_TASK DIRECTIONS_
Copy all of the material below exactly.

========================

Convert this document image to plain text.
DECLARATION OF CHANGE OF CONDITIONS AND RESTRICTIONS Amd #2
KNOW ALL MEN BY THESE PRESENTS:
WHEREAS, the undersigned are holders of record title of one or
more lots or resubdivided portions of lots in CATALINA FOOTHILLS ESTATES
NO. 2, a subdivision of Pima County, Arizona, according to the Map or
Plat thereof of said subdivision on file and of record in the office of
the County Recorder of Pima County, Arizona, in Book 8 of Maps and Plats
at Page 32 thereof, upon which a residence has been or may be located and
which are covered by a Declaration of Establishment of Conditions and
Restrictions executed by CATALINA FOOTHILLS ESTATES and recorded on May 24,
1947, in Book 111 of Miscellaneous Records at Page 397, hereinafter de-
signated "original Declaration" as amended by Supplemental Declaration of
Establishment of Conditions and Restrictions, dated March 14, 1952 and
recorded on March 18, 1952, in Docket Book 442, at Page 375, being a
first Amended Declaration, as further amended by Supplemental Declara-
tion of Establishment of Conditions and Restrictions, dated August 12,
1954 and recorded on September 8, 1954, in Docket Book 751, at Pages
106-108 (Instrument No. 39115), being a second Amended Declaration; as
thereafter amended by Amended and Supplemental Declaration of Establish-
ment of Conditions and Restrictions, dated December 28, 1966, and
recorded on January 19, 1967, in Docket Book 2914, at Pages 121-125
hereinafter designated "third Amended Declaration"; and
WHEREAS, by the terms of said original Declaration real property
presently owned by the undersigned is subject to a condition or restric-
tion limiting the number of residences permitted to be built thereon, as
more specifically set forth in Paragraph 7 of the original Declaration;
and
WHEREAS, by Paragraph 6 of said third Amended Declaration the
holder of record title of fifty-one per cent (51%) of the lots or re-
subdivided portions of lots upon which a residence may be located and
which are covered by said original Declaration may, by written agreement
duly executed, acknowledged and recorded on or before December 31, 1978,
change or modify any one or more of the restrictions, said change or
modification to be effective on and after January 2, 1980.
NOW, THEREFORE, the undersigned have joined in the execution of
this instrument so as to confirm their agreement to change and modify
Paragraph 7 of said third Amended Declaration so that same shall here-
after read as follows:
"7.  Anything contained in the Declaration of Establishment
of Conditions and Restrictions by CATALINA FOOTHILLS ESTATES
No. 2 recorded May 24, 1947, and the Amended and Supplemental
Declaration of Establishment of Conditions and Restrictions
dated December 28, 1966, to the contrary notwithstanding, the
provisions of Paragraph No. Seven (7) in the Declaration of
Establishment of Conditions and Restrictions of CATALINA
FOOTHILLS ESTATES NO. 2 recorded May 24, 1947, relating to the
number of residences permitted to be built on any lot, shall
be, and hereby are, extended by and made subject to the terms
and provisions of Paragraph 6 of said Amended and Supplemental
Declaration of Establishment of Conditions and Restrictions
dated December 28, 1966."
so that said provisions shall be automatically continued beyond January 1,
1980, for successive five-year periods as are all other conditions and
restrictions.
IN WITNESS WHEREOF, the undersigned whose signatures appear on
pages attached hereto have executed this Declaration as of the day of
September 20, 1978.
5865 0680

========================

_OUTPUT OF THE TASK_
Convert this document image to plain text.
DECLARATION OF CHANGE OF CONDITIONS AND RESTRICTIONS Amd #2
KNOW ALL MEN BY THESE PRESENTS:
WHEREAS, the undersigned are holders of record title of one or
more lots or resubdivided portions of lots in CATALINA FOOTHILLS ESTATES
NO. 2, a subdivision of Pima County, Arizona, according to the Map or
Plat thereof of said subdivision on file and of record in the office of
the County Recorder of Pima County, Arizona, in Book 8 of Maps and Plats
at Page 32 thereof, upon which a residence has been or may be located and
which are covered by a Declaration of Establishment of Conditions and
Restrictions executed by CATALINA FOOTHILLS ESTATES and recorded on May 24,
1947, in Book 111 of Miscellaneous Records at Page 397, hereinafter de-
signated "original Declaration" as amended by Supplemental Declaration of
Establishment of Conditions and Restrictions, dated March 14, 1952 and
recorded on March 18, 1952, in Docket Book 442, at Page 375, being a
first Amended Declaration, as further amended by Supplemental Declara-
tion of Establishment of Conditions and Restrictions, dated August 12,
1954 and recorded on September 8, 1954, in Docket Book 751, at Pages
106-108 (Instrument No. 39115), being a second Amended Declaration; as
thereafter amended by Amended and Supplemental Declaration of Establish-
ment of Conditions and Restrictions, dated December 28, 1966, and
recorded on January 19, 1967, in Docket Book 2914, at Pages 121-125
hereinafter designated "third Amended Declaration"; and
WHEREAS, by the terms of said original Declaration real property
presently owned by the undersigned is subject to a condition or restric-
tion limiting the number of residences permitted to be built thereon, as
more specifically set forth in Paragraph 7 of the original Declaration;
and
WHEREAS, by Paragraph 6 of said third Amended Declaration the
holder of record title of fifty-one per cent (51%) of the lots or re-
subdivided portions of lots upon which a residence may be located and
which are covered by said original Declaration may, by written agreement
duly executed, acknowledged and recorded on or before December 31, 1978,
change or modify any one or more of the restrictions, said change or
modification to be effective on and after January 2, 1980.
NOW, THEREFORE, the undersigned have joined in the execution of
this instrument so as to confirm their agreement to change and modify
Paragraph 7 of said third Amended Declaration so that same shall here-
after read as follows:
"7.  Anything contained in the Declaration of Establishment
of Conditions and Restrictions by CATALINA FOOTHILLS ESTATES
No. 2 recorded May 24, 1947, and the Amended and Supplemental
Declaration of Establishment of Conditions and Restrictions
dated December 28, 1966, to the contrary notwithstanding, the
provisions of Paragraph No. Seven (7) in the Declaration of
Establishment of Conditions and Restrictions of CATALINA
FOOTHILLS ESTATES NO. 2 recorded May 24, 1947, relating to the
number of residences permitted to be built on any lot, shall
be, and hereby are, extended by and made subject to the terms
and provisions of Paragraph 6 of said Amended and Supplemental
Declaration of Establishment of Conditions and Restrictions
dated December 28, 1966."
so that said provisions shall be automatically continued beyond January 1,
1980, for successive five-year periods as are all other conditions and
restrictions.
IN WITNESS WHEREOF, the undersigned whose signatures appear on
pages attached hereto have executed this Declaration as of the day of
September 20, 1978.
5865 0680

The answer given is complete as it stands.